- [What is being asked] Check each line of the listing for the string "fourth", then state how many lines have it. Only the number is wanted.

- [Exercise inputs]
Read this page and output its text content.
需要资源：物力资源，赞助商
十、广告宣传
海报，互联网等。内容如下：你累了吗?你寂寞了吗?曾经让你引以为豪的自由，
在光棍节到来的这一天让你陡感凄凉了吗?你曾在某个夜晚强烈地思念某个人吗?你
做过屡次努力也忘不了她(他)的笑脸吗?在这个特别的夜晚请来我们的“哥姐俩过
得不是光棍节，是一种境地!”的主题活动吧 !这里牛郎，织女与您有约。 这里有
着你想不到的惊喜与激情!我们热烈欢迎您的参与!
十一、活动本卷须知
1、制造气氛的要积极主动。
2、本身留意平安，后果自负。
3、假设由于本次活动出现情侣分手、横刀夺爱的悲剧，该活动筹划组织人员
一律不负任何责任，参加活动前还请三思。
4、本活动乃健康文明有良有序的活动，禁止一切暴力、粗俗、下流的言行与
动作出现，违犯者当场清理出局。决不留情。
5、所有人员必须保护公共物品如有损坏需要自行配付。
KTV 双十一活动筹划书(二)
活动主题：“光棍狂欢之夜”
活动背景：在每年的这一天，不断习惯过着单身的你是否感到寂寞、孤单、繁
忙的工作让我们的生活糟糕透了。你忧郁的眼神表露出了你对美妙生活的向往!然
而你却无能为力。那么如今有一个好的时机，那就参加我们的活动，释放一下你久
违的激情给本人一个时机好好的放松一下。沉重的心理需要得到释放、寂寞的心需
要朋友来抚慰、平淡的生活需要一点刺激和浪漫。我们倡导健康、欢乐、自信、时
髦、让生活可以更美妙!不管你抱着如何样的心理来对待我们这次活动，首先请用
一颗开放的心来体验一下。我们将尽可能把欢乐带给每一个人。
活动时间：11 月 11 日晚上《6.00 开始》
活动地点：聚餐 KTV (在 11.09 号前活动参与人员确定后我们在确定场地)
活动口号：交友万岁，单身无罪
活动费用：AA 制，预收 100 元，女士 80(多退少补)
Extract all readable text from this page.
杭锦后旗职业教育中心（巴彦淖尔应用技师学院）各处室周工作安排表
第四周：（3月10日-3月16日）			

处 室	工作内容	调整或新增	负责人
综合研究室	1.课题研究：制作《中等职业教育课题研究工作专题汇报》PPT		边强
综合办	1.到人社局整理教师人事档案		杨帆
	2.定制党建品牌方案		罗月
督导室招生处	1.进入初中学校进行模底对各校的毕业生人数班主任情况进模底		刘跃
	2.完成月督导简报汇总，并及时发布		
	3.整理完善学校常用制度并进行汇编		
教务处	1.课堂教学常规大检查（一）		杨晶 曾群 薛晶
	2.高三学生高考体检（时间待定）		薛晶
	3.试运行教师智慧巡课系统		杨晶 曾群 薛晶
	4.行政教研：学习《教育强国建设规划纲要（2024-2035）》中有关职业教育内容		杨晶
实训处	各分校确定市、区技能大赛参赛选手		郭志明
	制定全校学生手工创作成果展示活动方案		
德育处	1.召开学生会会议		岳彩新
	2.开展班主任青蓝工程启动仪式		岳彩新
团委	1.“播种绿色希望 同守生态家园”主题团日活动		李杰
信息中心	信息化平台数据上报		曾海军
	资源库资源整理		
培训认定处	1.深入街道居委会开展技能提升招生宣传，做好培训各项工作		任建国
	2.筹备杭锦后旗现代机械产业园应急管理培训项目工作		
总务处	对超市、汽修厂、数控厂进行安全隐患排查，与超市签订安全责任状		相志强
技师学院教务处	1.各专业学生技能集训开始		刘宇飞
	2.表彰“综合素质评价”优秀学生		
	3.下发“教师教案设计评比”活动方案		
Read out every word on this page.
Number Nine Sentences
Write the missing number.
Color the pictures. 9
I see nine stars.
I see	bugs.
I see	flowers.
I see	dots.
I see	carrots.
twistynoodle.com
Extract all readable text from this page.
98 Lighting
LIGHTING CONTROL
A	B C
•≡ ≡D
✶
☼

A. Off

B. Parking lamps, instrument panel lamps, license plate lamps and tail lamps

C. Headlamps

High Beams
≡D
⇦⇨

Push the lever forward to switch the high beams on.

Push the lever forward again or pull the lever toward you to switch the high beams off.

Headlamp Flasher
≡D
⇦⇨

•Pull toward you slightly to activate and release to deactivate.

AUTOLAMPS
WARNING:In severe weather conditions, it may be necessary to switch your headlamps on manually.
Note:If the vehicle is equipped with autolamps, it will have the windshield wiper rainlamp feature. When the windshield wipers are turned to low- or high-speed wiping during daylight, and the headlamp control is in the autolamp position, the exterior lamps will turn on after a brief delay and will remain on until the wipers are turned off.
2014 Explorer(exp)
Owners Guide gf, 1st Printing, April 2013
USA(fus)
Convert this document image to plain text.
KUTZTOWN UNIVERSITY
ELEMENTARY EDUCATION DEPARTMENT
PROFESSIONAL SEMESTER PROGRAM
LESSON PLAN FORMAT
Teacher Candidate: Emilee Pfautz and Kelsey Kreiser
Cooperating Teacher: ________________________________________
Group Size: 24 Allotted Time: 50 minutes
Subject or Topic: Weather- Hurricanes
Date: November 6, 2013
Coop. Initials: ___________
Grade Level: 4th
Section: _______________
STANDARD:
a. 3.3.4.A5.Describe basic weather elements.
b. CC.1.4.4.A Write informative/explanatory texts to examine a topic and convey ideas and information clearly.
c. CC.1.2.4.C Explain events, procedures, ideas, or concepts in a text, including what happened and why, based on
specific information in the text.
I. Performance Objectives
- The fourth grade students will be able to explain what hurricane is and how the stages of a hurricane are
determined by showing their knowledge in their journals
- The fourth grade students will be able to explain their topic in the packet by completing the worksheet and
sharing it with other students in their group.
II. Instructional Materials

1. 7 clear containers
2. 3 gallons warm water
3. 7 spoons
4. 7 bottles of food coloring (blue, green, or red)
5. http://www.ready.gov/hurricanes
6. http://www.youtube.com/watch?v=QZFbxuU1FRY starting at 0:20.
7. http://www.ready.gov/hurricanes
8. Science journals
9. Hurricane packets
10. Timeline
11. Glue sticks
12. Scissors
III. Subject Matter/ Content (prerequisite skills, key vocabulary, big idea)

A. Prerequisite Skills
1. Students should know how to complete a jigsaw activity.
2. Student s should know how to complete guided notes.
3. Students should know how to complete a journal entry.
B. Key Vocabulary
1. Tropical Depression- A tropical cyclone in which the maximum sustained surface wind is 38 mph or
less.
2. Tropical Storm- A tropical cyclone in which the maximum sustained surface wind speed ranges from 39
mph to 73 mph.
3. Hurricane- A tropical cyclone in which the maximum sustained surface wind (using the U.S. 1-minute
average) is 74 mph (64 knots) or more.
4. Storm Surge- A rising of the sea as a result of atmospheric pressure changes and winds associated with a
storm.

- [Worked solution] 2